> WORK TO BE COMPLETED: Below are some records: retype them all exactly, but not the pictures.

> GIVEN RECORDS:
----------
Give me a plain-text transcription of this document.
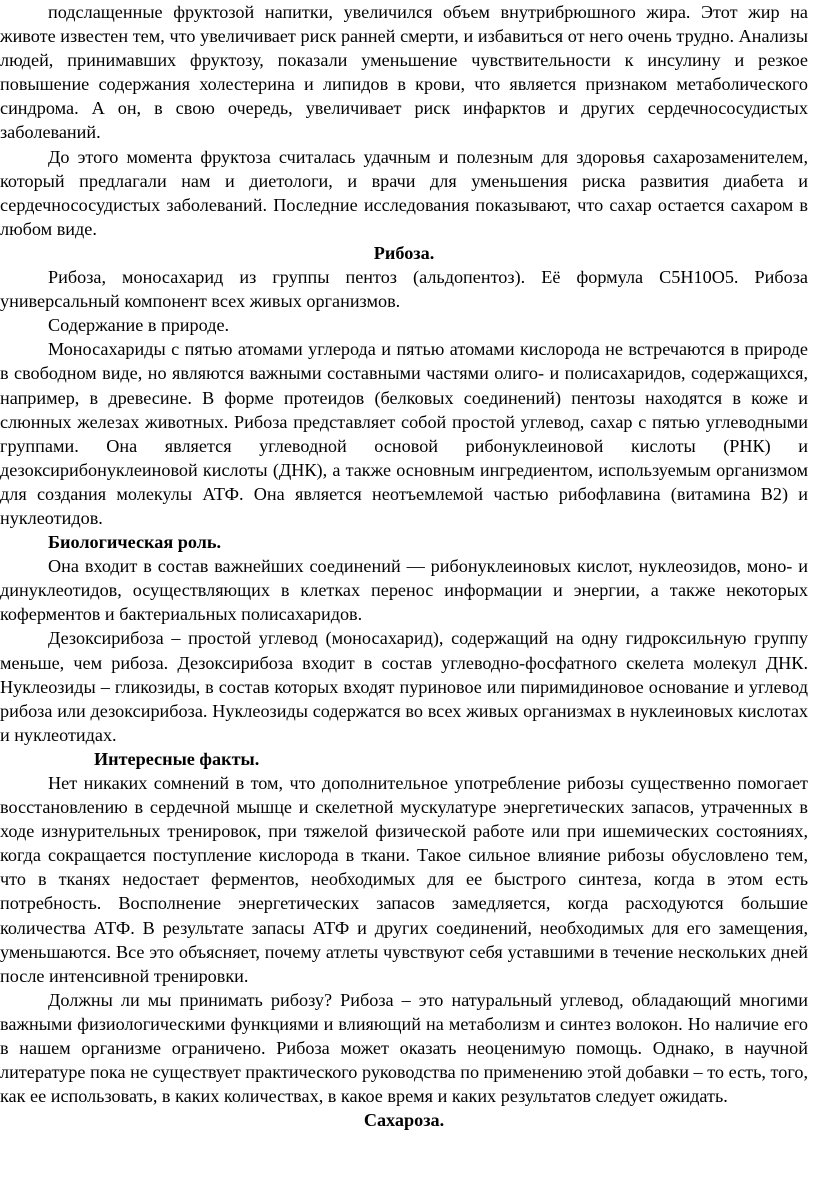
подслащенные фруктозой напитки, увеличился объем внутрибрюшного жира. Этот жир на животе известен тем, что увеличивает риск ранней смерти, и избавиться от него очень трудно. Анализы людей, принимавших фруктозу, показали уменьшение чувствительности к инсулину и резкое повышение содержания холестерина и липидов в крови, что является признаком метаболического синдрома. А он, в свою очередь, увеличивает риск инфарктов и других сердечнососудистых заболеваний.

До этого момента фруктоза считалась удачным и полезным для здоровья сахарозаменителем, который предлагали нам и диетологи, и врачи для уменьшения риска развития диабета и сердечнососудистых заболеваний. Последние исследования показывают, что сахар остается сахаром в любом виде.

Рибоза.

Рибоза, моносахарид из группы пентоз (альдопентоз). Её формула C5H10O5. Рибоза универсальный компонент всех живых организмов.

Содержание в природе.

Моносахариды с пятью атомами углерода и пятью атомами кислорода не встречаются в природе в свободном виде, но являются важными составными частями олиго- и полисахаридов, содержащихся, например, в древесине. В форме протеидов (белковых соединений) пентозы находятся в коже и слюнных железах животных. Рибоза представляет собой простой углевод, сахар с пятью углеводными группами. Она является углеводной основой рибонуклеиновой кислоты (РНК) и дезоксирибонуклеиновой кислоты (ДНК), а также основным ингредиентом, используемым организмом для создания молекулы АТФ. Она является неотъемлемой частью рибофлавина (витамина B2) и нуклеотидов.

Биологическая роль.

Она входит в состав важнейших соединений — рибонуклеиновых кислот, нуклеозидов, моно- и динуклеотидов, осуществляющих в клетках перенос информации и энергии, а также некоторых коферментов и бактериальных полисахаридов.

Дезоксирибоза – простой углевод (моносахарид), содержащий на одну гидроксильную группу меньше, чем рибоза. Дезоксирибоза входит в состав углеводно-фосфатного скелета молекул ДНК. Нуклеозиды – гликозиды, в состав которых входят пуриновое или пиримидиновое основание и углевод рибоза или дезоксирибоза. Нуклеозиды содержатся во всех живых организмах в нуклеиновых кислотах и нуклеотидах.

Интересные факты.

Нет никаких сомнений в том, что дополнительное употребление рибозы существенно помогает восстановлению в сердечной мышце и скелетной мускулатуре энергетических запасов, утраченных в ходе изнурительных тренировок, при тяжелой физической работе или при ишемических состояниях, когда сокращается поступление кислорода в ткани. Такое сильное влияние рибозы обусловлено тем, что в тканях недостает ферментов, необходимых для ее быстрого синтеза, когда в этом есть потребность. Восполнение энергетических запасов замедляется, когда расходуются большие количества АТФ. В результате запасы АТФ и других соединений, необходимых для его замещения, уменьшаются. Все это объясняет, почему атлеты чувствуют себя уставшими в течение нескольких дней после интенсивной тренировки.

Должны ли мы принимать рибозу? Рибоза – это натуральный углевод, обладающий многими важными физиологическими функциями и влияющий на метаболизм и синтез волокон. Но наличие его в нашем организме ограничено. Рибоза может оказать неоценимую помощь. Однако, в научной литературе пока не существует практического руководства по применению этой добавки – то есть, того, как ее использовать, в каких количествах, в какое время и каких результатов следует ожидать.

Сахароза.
----------
> RESPONSE:
Give me a plain-text transcription of this document.
подслащенные фруктозой напитки, увеличился объем внутрибрюшного жира. Этот жир на животе известен тем, что увеличивает риск ранней смерти, и избавиться от него очень трудно. Анализы людей, принимавших фруктозу, показали уменьшение чувствительности к инсулину и резкое повышение содержания холестерина и липидов в крови, что является признаком метаболического синдрома. А он, в свою очередь, увеличивает риск инфарктов и других сердечнососудистых заболеваний.

До этого момента фруктоза считалась удачным и полезным для здоровья сахарозаменителем, который предлагали нам и диетологи, и врачи для уменьшения риска развития диабета и сердечнососудистых заболеваний. Последние исследования показывают, что сахар остается сахаром в любом виде.

Рибоза.

Рибоза, моносахарид из группы пентоз (альдопентоз). Её формула C5H10O5. Рибоза универсальный компонент всех живых организмов.

Содержание в природе.

Моносахариды с пятью атомами углерода и пятью атомами кислорода не встречаются в природе в свободном виде, но являются важными составными частями олиго- и полисахаридов, содержащихся, например, в древесине. В форме протеидов (белковых соединений) пентозы находятся в коже и слюнных железах животных. Рибоза представляет собой простой углевод, сахар с пятью углеводными группами. Она является углеводной основой рибонуклеиновой кислоты (РНК) и дезоксирибонуклеиновой кислоты (ДНК), а также основным ингредиентом, используемым организмом для создания молекулы АТФ. Она является неотъемлемой частью рибофлавина (витамина B2) и нуклеотидов.

Биологическая роль.

Она входит в состав важнейших соединений — рибонуклеиновых кислот, нуклеозидов, моно- и динуклеотидов, осуществляющих в клетках перенос информации и энергии, а также некоторых коферментов и бактериальных полисахаридов.

Дезоксирибоза – простой углевод (моносахарид), содержащий на одну гидроксильную группу меньше, чем рибоза. Дезоксирибоза входит в состав углеводно-фосфатного скелета молекул ДНК. Нуклеозиды – гликозиды, в состав которых входят пуриновое или пиримидиновое основание и углевод рибоза или дезоксирибоза. Нуклеозиды содержатся во всех живых организмах в нуклеиновых кислотах и нуклеотидах.

Интересные факты.

Нет никаких сомнений в том, что дополнительное употребление рибозы существенно помогает восстановлению в сердечной мышце и скелетной мускулатуре энергетических запасов, утраченных в ходе изнурительных тренировок, при тяжелой физической работе или при ишемических состояниях, когда сокращается поступление кислорода в ткани. Такое сильное влияние рибозы обусловлено тем, что в тканях недостает ферментов, необходимых для ее быстрого синтеза, когда в этом есть потребность. Восполнение энергетических запасов замедляется, когда расходуются большие количества АТФ. В результате запасы АТФ и других соединений, необходимых для его замещения, уменьшаются. Все это объясняет, почему атлеты чувствуют себя уставшими в течение нескольких дней после интенсивной тренировки.

Должны ли мы принимать рибозу? Рибоза – это натуральный углевод, обладающий многими важными физиологическими функциями и влияющий на метаболизм и синтез волокон. Но наличие его в нашем организме ограничено. Рибоза может оказать неоценимую помощь. Однако, в научной литературе пока не существует практического руководства по применению этой добавки – то есть, того, как ее использовать, в каких количествах, в какое время и каких результатов следует ожидать.

Сахароза.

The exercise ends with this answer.